## START

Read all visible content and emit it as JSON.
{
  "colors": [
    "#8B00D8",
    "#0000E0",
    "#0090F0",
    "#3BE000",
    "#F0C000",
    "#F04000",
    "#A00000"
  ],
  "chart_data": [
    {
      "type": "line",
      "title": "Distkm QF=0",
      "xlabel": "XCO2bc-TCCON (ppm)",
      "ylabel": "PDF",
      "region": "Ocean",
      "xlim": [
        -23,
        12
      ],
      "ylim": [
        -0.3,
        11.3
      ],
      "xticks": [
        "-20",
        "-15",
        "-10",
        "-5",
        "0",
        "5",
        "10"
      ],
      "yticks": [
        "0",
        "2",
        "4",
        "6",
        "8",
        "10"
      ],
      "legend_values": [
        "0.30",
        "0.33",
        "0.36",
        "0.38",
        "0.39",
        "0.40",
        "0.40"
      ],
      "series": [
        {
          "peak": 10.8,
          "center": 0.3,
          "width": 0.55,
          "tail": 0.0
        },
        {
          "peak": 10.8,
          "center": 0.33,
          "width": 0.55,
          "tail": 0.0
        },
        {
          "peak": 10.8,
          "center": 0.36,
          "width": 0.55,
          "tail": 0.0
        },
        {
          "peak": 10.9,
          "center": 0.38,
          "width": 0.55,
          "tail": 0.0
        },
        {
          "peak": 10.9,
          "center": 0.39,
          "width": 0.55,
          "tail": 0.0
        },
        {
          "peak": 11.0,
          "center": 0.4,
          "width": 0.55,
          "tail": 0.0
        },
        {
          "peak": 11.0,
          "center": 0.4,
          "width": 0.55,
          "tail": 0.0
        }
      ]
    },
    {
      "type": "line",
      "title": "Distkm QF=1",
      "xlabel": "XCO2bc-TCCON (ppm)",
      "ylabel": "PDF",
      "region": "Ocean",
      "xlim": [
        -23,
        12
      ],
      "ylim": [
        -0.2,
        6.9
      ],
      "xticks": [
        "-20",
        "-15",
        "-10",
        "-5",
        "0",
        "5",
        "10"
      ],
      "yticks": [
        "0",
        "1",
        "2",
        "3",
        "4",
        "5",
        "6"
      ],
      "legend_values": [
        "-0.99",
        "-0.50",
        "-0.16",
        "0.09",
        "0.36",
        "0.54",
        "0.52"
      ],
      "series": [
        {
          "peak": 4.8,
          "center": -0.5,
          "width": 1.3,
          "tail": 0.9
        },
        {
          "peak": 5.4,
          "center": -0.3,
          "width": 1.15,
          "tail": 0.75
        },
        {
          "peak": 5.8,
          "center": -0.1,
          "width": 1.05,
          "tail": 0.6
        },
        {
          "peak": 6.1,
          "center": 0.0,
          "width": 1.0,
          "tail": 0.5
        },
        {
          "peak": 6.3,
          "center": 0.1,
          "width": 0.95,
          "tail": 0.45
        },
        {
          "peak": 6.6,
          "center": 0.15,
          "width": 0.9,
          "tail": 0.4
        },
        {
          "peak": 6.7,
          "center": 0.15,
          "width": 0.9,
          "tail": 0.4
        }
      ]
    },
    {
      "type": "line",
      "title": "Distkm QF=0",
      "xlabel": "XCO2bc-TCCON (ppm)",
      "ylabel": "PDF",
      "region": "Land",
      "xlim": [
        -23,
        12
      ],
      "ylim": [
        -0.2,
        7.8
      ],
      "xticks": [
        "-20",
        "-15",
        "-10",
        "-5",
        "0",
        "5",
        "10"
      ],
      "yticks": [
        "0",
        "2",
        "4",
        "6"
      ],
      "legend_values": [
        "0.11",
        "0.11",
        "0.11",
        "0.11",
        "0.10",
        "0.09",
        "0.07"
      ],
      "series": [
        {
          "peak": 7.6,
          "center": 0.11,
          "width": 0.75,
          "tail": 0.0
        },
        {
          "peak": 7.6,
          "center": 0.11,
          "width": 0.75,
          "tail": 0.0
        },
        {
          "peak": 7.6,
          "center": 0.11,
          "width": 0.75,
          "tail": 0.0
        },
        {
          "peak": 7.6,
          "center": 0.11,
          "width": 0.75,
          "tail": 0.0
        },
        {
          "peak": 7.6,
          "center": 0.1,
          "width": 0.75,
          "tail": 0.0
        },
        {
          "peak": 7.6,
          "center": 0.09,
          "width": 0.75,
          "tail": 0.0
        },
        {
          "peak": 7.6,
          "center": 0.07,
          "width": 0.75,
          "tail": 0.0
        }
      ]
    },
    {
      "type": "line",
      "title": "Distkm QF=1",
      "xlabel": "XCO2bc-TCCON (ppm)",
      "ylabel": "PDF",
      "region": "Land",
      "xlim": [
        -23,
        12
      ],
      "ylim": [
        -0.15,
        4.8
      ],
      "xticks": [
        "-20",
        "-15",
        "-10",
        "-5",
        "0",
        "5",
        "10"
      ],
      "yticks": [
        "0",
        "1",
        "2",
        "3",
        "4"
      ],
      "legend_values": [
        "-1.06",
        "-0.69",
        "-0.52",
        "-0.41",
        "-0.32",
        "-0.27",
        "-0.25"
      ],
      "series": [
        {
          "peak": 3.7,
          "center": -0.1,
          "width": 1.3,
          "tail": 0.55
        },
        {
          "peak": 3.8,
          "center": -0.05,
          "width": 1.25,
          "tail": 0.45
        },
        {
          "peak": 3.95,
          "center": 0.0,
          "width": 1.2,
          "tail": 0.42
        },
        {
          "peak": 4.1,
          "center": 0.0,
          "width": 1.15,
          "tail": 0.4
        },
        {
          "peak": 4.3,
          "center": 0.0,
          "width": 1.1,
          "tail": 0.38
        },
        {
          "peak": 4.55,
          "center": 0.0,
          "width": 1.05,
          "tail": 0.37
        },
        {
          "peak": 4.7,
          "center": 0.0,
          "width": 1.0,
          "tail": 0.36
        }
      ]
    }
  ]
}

## END

→ DIRECTION
Extract all the entries word for word.

→ EXERCISE SOLUTION
Read all visible content and emit it as JSON.
{
  "colors": [
    "#8B00D8",
    "#0000E0",
    "#0090F0",
    "#3BE000",
    "#F0C000",
    "#F04000",
    "#A00000"
  ],
  "chart_data": [
    {
      "type": "line",
      "title": "Distkm QF=0",
      "xlabel": "XCO2bc-TCCON (ppm)",
      "ylabel": "PDF",
      "region": "Ocean",
      "xlim": [
        -23,
        12
      ],
      "ylim": [
        -0.3,
        11.3
      ],
      "xticks": [
        "-20",
        "-15",
        "-10",
        "-5",
        "0",
        "5",
        "10"
      ],
      "yticks": [
        "0",
        "2",
        "4",
        "6",
        "8",
        "10"
      ],
      "legend_values": [
        "0.30",
        "0.33",
        "0.36",
        "0.38",
        "0.39",
        "0.40",
        "0.40"
      ],
      "series": [
        {
          "peak": 10.8,
          "center": 0.3,
          "width": 0.55,
          "tail": 0.0
        },
        {
          "peak": 10.8,
          "center": 0.33,
          "width": 0.55,
          "tail": 0.0
        },
        {
          "peak": 10.8,
          "center": 0.36,
          "width": 0.55,
          "tail": 0.0
        },
        {
          "peak": 10.9,
          "center": 0.38,
          "width": 0.55,
          "tail": 0.0
        },
        {
          "peak": 10.9,
          "center": 0.39,
          "width": 0.55,
          "tail": 0.0
        },
        {
          "peak": 11.0,
          "center": 0.4,
          "width": 0.55,
          "tail": 0.0
        },
        {
          "peak": 11.0,
          "center": 0.4,
          "width": 0.55,
          "tail": 0.0
        }
      ]
    },
    {
      "type": "line",
      "title": "Distkm QF=1",
      "xlabel": "XCO2bc-TCCON (ppm)",
      "ylabel": "PDF",
      "region": "Ocean",
      "xlim": [
        -23,
        12
      ],
      "ylim": [
        -0.2,
        6.9
      ],
      "xticks": [
        "-20",
        "-15",
        "-10",
        "-5",
        "0",
        "5",
        "10"
      ],
      "yticks": [
        "0",
        "1",
        "2",
        "3",
        "4",
        "5",
        "6"
      ],
      "legend_values": [
        "-0.99",
        "-0.50",
        "-0.16",
        "0.09",
        "0.36",
        "0.54",
        "0.52"
      ],
      "series": [
        {
          "peak": 4.8,
          "center": -0.5,
          "width": 1.3,
          "tail": 0.9
        },
        {
          "peak": 5.4,
          "center": -0.3,
          "width": 1.15,
          "tail": 0.75
        },
        {
          "peak": 5.8,
          "center": -0.1,
          "width": 1.05,
          "tail": 0.6
        },
        {
          "peak": 6.1,
          "center": 0.0,
          "width": 1.0,
          "tail": 0.5
        },
        {
          "peak": 6.3,
          "center": 0.1,
          "width": 0.95,
          "tail": 0.45
        },
        {
          "peak": 6.6,
          "center": 0.15,
          "width": 0.9,
          "tail": 0.4
        },
        {
          "peak": 6.7,
          "center": 0.15,
          "width": 0.9,
          "tail": 0.4
        }
      ]
    },
    {
      "type": "line",
      "title": "Distkm QF=0",
      "xlabel": "XCO2bc-TCCON (ppm)",
      "ylabel": "PDF",
      "region": "Land",
      "xlim": [
        -23,
        12
      ],
      "ylim": [
        -0.2,
        7.8
      ],
      "xticks": [
        "-20",
        "-15",
        "-10",
        "-5",
        "0",
        "5",
        "10"
      ],
      "yticks": [
        "0",
        "2",
        "4",
        "6"
      ],
      "legend_values": [
        "0.11",
        "0.11",
        "0.11",
        "0.11",
        "0.10",
        "0.09",
        "0.07"
      ],
      "series": [
        {
          "peak": 7.6,
          "center": 0.11,
          "width": 0.75,
          "tail": 0.0
        },
        {
          "peak": 7.6,
          "center": 0.11,
          "width": 0.75,
          "tail": 0.0
        },
        {
          "peak": 7.6,
          "center": 0.11,
          "width": 0.75,
          "tail": 0.0
        },
        {
          "peak": 7.6,
          "center": 0.11,
          "width": 0.75,
          "tail": 0.0
        },
        {
          "peak": 7.6,
          "center": 0.1,
          "width": 0.75,
          "tail": 0.0
        },
        {
          "peak": 7.6,
          "center": 0.09,
          "width": 0.75,
          "tail": 0.0
        },
        {
          "peak": 7.6,
          "center": 0.07,
          "width": 0.75,
          "tail": 0.0
        }
      ]
    },
    {
      "type": "line",
      "title": "Distkm QF=1",
      "xlabel": "XCO2bc-TCCON (ppm)",
      "ylabel": "PDF",
      "region": "Land",
      "xlim": [
        -23,
        12
      ],
      "ylim": [
        -0.15,
        4.8
      ],
      "xticks": [
        "-20",
        "-15",
        "-10",
        "-5",
        "0",
        "5",
        "10"
      ],
      "yticks": [
        "0",
        "1",
        "2",
        "3",
        "4"
      ],
      "legend_values": [
        "-1.06",
        "-0.69",
        "-0.52",
        "-0.41",
        "-0.32",
        "-0.27",
        "-0.25"
      ],
      "series": [
        {
          "peak": 3.7,
          "center": -0.1,
          "width": 1.3,
          "tail": 0.55
        },
        {
          "peak": 3.8,
          "center": -0.05,
          "width": 1.25,
          "tail": 0.45
        },
        {
          "peak": 3.95,
          "center": 0.0,
          "width": 1.2,
          "tail": 0.42
        },
        {
          "peak": 4.1,
          "center": 0.0,
          "width": 1.15,
          "tail": 0.4
        },
        {
          "peak": 4.3,
          "center": 0.0,
          "width": 1.1,
          "tail": 0.38
        },
        {
          "peak": 4.55,
          "center": 0.0,
          "width": 1.05,
          "tail": 0.37
        },
        {
          "peak": 4.7,
          "center": 0.0,
          "width": 1.0,
          "tail": 0.36
        }
      ]
    }
  ]
}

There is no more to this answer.